Records from a collection:
>> begin
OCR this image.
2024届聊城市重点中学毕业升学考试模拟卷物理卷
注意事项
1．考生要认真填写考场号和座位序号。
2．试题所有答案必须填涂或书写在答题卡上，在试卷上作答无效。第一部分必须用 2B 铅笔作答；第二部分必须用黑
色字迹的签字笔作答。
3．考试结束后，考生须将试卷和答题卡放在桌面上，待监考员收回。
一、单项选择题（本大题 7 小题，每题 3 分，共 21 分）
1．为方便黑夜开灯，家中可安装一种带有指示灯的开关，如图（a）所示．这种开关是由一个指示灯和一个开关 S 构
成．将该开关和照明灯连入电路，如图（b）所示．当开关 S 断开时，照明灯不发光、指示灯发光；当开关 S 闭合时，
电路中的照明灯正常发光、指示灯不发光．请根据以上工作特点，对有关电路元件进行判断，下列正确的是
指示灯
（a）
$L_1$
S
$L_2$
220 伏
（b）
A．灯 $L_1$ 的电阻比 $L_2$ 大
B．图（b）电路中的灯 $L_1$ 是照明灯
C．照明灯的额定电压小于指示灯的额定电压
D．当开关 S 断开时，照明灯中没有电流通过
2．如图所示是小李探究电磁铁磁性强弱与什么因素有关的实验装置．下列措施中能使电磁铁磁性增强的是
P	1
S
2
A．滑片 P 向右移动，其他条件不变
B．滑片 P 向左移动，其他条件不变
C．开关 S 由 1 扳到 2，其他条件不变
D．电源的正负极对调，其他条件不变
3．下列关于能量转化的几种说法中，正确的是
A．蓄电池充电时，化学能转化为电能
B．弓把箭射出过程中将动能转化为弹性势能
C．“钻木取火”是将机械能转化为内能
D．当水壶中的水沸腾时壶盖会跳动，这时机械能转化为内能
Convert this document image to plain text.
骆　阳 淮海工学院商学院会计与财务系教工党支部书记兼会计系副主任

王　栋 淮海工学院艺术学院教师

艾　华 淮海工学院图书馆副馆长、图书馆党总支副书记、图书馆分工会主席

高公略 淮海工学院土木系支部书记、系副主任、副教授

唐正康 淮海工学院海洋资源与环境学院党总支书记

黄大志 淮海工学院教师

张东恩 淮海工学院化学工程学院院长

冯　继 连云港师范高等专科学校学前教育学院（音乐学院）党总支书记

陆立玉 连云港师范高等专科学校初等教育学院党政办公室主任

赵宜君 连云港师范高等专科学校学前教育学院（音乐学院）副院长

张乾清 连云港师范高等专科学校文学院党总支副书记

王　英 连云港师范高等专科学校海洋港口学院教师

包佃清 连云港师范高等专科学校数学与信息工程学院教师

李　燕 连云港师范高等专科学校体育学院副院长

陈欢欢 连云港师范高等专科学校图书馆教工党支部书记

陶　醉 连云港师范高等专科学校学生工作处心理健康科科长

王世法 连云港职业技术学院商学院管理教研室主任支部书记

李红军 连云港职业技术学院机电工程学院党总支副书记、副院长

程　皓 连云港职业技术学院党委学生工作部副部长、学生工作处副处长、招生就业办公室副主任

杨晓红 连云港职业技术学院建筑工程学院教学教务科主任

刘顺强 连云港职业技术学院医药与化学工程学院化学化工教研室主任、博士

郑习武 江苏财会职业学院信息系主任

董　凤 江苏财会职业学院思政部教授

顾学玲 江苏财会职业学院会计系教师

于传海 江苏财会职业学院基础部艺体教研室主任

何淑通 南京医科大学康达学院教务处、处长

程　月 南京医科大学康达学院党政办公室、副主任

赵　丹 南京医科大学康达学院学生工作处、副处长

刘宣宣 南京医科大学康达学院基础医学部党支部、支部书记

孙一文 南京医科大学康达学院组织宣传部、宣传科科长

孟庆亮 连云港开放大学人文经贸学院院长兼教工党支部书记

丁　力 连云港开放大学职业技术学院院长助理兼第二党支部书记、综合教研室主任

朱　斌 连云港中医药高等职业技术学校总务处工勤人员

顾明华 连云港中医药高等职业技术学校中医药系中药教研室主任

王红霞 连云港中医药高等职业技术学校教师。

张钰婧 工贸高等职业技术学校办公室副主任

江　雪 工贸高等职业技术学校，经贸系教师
>> end
WORK TO BE COMPLETED: Which lines include "image"? Copy each of them out.

SOLUTION TO THE EXERCISE:
OCR this image.
Convert this document image to plain text.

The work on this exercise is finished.